**** Article ****

IS Audit and Internal Control

Implementation and continuous review of effectiveness of Internal Controls has always been a challenge for enterprises. Internal Controls can be compared to the chassis of a vehicle – without the chassis, the engine is rendered useless. Internal Controls are most needed in a corporate environment to prevent fraud incidence and to manage risk of loss to assets and profits. In recent years, enterprises have become more enterprising and competitive and along with help of technology, they have succeeded in increasing their size of services, produces and presence.  Enterprises are now having their locations all over the world. Thus the need of having correct Internal Controls is more than ever.
 
A CA provided the following services until the effect of technology struck business. As a professional, he used to provide services such as Audit, Tax, Company Matters, Legal Compliances, and Accounting etc. Specifically as an Audit Professional, he used to render services of conducting audit engagements such as Statutory Audit, Tax Audits (both Direct and Indirect Taxes), Special Audits (as prescribed under various Acts), Bank Audits, and Internal Audits etc. There is a paradigm shift in the expectations from Chartered Accountants in the new scenario.
 
A CA as an audit professional can provide more services that relate to technology such as IS Audits, Implementation of ERP and GRC (Governance, Risk Management and Compliance), Design of Access and Process Controls, Forensic Audits etc.  
 
A CA is  expected to know and review  implementation of new  regulations and standards like  The Sarbanes – Oxley Act of 2002 – Section 302 and 404, The Companies Act 2013 – Section 134 and 143, Clause 49 of SEBI’s Listing Agreement, Privacy Acts of various Countries and Standards like ISO 27000 Family, ISO 22301, BSI (British Standards Institute) Standards, and PAS (Public Available Standards) Standards etc., not forgetting Frameworks like COBIT 5 (Control Objectives for Information and Related Technology) and COSO (Committee of Sponsoring Organizations) Framework for Internal Controls.
One such greenfield service is the engagement of conducting IS Audits or Information Systems Audit. An IS Audit is related to Internal Audit. Internal Controls that are present in the enterprise are completely relevant while conducting an IS Audit.
 
These are some keywords that would be repeating in this study and is important to understand them.

**** Dataset content ****

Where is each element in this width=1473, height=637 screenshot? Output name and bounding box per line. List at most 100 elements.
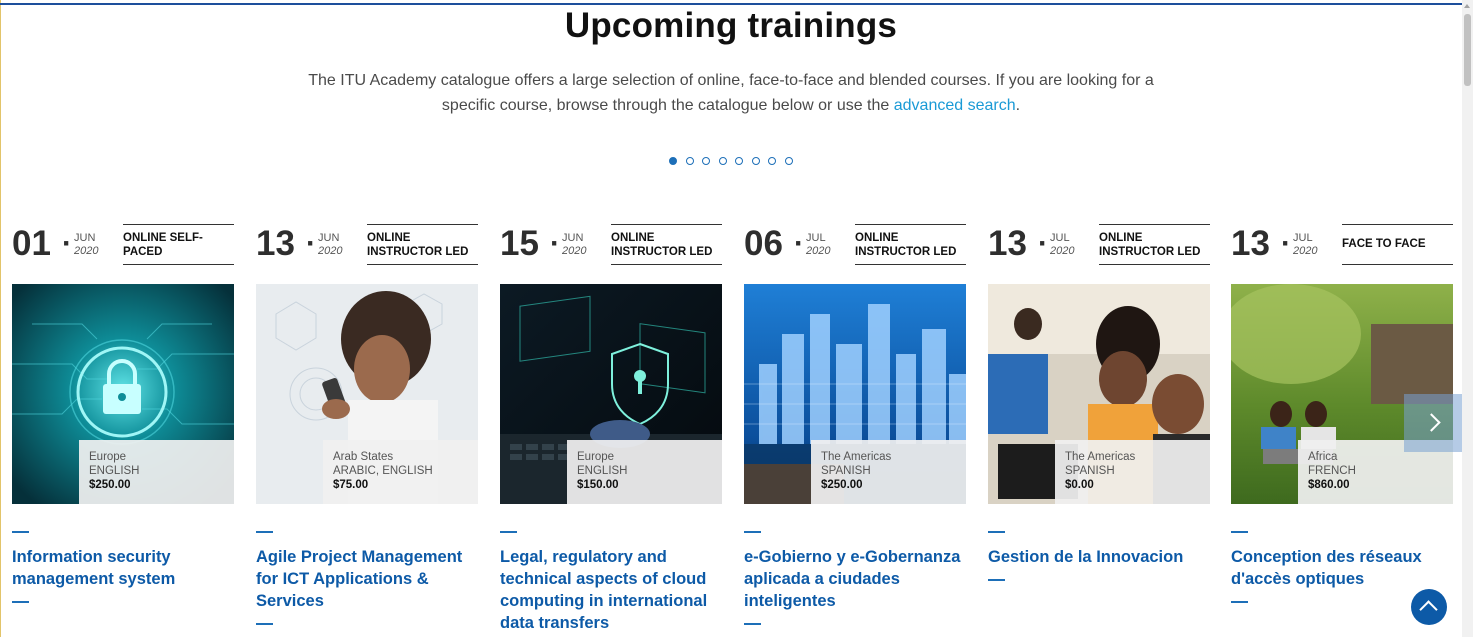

****

# Instruction 1
In the article on IS audit, what are internal controls compared to?
# Instruction 2
Do these statements agree with the article on IS audit? (a) An IS audit is related to internal audit. (b) COSO stands for Control Objectives for Information and Related Technology. (c) Bank audits were among the audit services a CA used to render.

# Exercise response 1
The chassis of a vehicle, without which the engine is rendered useless.

# Exercise response 2
(a) Yes: "An IS Audit is related to Internal Audit."
(b) No: "COSO (Committee of Sponsoring Organizations)"
(c) Yes: "Special Audits (as prescribed under various Acts), Bank Audits, and Internal Audits etc."